Part of a data file:
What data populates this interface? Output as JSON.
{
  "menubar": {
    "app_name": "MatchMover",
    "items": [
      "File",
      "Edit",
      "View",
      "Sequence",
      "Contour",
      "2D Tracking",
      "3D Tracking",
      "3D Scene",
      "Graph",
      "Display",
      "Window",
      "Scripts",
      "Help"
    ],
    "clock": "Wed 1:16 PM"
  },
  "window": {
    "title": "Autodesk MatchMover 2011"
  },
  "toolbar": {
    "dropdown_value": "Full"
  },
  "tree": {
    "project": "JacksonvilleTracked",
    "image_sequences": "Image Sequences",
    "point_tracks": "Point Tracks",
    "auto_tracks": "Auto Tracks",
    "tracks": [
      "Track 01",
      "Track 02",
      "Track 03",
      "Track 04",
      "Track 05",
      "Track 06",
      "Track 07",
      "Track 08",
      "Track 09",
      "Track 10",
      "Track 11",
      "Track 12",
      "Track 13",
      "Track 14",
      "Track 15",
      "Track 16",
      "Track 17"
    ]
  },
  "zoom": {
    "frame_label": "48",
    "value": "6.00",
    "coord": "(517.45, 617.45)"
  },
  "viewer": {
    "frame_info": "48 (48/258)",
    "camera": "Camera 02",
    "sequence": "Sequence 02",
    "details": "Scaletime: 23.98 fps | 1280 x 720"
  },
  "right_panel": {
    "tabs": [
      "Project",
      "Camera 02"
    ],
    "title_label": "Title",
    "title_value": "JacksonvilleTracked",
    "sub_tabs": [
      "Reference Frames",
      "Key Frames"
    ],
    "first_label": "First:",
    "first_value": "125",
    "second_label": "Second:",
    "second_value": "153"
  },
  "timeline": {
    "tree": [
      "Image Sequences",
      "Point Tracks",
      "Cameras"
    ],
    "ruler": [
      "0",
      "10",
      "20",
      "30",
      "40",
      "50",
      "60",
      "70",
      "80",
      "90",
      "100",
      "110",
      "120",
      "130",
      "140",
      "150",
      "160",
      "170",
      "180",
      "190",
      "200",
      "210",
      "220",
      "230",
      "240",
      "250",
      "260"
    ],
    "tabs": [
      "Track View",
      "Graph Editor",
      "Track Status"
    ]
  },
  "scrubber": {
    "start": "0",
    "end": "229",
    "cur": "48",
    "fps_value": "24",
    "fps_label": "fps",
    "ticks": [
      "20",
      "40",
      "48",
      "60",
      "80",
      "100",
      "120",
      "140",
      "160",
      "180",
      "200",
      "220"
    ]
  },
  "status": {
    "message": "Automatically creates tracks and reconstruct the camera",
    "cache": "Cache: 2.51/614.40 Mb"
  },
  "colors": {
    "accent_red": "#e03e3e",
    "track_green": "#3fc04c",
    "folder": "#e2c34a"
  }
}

# [What this task involves]
Check every line of the data above for the string "Point", and copy those that have it.

# [In response]
    "point_tracks": "Point Tracks",
      "Point Tracks",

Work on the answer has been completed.